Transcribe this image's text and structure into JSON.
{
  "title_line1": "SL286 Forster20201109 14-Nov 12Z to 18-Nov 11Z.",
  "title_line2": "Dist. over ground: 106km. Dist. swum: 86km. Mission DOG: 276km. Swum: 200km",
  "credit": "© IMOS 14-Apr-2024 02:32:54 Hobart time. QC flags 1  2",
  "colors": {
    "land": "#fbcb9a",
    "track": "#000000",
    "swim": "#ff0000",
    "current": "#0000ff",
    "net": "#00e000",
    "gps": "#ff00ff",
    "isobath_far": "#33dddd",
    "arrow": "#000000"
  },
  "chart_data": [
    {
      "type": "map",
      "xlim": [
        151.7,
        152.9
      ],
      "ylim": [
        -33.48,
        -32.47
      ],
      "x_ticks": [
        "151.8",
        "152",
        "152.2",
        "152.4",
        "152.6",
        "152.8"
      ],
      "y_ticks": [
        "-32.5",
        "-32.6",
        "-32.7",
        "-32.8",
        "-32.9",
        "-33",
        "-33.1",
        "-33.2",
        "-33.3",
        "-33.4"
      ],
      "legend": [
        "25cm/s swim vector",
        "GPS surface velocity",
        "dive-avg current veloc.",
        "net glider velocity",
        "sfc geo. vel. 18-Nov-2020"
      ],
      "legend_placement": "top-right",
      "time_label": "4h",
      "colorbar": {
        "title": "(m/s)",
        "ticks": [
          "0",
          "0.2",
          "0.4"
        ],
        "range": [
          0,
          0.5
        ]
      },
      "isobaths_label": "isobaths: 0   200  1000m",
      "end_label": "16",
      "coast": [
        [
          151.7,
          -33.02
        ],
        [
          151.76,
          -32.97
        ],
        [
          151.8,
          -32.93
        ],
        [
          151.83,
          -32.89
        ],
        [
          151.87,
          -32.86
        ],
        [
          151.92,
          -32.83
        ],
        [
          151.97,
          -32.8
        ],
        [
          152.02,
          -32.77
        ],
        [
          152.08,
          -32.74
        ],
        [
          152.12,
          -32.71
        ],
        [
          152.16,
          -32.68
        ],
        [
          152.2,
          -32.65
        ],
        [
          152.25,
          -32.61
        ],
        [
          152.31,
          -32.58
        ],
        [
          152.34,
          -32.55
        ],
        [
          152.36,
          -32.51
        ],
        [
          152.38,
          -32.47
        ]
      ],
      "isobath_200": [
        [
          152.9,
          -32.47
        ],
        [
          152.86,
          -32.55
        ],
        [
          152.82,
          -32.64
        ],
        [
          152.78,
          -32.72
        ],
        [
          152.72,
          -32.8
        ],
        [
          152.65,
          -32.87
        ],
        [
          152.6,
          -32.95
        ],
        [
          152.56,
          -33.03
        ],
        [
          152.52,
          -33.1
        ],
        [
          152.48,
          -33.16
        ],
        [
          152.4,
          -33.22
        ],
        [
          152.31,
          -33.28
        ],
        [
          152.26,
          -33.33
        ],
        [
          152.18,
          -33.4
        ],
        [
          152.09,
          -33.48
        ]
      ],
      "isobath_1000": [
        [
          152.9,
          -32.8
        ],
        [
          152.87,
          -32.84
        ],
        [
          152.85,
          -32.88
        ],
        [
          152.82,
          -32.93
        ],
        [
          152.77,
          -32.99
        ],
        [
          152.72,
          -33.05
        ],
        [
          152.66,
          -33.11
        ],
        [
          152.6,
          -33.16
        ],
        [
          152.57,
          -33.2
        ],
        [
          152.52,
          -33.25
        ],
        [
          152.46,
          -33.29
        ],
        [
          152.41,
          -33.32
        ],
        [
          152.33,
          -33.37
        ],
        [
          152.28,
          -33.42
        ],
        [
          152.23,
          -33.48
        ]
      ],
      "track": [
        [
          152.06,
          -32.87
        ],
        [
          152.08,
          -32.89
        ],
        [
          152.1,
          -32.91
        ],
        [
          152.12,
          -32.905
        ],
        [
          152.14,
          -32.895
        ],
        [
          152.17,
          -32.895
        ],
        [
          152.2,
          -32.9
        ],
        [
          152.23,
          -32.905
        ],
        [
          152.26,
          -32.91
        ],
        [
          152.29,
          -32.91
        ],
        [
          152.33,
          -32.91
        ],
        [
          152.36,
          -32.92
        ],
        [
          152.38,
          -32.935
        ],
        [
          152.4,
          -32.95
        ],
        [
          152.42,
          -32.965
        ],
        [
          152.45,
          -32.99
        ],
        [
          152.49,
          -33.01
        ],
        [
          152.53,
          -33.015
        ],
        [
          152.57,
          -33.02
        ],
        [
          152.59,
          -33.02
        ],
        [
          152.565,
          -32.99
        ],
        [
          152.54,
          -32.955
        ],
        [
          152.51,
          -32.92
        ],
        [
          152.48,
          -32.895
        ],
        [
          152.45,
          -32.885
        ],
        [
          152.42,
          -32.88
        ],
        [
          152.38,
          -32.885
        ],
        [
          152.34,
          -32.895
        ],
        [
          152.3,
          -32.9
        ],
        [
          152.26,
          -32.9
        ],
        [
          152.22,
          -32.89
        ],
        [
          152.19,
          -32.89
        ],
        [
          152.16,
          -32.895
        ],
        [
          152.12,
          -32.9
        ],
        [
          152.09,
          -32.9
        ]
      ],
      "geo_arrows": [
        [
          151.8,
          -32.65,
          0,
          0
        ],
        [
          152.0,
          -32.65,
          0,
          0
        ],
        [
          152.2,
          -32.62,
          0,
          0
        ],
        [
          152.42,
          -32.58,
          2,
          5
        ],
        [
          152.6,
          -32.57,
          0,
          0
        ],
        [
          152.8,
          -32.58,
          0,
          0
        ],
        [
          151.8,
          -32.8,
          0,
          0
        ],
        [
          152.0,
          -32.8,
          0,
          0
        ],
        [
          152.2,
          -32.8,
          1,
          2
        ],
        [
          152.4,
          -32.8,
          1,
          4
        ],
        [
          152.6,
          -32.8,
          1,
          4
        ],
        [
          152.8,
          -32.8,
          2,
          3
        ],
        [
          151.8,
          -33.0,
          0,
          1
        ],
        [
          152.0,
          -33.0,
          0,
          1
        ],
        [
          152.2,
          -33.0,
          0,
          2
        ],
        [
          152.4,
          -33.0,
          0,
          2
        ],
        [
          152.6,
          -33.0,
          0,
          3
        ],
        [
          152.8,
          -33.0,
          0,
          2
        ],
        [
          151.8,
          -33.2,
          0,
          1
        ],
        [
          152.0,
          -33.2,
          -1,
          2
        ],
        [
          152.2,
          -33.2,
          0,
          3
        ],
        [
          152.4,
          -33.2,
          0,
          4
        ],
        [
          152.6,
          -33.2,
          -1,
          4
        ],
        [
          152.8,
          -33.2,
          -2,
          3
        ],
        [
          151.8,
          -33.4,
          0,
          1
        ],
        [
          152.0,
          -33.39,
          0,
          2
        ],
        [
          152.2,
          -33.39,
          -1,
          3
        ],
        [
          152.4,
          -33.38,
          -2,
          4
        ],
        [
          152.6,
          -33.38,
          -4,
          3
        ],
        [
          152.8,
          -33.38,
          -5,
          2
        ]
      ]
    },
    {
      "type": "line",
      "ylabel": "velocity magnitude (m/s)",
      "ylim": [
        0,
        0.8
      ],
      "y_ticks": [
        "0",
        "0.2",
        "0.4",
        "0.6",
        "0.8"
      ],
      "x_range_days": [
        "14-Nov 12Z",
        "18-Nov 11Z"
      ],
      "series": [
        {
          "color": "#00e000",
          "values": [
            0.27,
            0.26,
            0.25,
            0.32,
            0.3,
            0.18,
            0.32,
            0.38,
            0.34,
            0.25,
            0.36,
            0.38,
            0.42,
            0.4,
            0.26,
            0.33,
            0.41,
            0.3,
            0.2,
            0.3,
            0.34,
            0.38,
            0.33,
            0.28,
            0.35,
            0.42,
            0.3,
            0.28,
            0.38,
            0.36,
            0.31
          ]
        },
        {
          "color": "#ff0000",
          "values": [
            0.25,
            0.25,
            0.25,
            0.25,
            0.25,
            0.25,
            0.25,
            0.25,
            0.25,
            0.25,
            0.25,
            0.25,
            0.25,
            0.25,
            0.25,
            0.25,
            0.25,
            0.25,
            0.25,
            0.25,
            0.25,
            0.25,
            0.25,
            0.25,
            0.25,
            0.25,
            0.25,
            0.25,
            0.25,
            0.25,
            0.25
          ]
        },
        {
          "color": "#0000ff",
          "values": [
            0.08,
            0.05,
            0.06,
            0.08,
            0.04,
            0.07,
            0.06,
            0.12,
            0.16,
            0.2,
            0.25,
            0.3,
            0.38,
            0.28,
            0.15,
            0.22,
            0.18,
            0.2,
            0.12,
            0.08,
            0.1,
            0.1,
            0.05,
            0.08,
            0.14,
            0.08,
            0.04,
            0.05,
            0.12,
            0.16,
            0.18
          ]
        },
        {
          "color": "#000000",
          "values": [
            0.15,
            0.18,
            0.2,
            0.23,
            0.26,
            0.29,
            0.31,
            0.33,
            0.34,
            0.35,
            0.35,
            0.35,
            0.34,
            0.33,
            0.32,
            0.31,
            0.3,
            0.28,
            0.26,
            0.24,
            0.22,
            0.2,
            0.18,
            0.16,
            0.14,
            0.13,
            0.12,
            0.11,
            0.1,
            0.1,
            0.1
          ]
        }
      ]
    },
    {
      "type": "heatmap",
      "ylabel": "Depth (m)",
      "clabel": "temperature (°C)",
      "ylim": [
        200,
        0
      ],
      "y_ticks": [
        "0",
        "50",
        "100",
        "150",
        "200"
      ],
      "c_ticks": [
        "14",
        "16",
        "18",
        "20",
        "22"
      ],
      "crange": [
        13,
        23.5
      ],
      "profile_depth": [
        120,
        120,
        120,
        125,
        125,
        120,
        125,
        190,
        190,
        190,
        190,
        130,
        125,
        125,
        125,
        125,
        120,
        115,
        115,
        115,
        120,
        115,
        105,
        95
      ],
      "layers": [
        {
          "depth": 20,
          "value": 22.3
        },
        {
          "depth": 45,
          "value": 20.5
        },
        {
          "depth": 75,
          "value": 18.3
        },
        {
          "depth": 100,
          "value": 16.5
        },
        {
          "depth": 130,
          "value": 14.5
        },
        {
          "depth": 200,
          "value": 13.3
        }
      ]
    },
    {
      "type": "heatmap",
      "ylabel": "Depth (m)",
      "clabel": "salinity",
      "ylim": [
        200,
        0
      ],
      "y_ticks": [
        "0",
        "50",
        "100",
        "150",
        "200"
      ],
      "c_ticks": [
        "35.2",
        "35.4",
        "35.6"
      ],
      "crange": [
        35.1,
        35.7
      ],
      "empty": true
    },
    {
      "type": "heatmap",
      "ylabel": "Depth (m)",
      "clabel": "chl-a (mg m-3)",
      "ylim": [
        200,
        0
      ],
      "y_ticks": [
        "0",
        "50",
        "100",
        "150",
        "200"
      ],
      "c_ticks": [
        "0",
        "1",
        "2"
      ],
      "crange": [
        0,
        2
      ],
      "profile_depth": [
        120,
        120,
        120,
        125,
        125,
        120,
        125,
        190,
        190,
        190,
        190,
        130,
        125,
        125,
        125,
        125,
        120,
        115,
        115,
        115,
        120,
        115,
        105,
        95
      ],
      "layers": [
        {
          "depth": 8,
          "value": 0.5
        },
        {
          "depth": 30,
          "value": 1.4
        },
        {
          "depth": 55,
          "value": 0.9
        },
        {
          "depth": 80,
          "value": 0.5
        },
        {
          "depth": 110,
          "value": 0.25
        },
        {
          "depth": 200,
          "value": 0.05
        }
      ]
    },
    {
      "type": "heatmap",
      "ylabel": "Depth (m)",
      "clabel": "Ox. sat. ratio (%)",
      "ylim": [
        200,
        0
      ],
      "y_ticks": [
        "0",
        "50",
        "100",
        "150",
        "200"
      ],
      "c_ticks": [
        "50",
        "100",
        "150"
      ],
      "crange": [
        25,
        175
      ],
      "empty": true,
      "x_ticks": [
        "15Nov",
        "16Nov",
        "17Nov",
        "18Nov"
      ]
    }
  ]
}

- - - - - - -

* **Written instruction**
Look through the entries above for the word "clabel". Copy every line where it shows up.

* **Correct answer**
      "clabel": "temperature (°C)",
      "clabel": "salinity",
      "clabel": "chl-a (mg m-3)",
      "clabel": "Ox. sat. ratio (%)",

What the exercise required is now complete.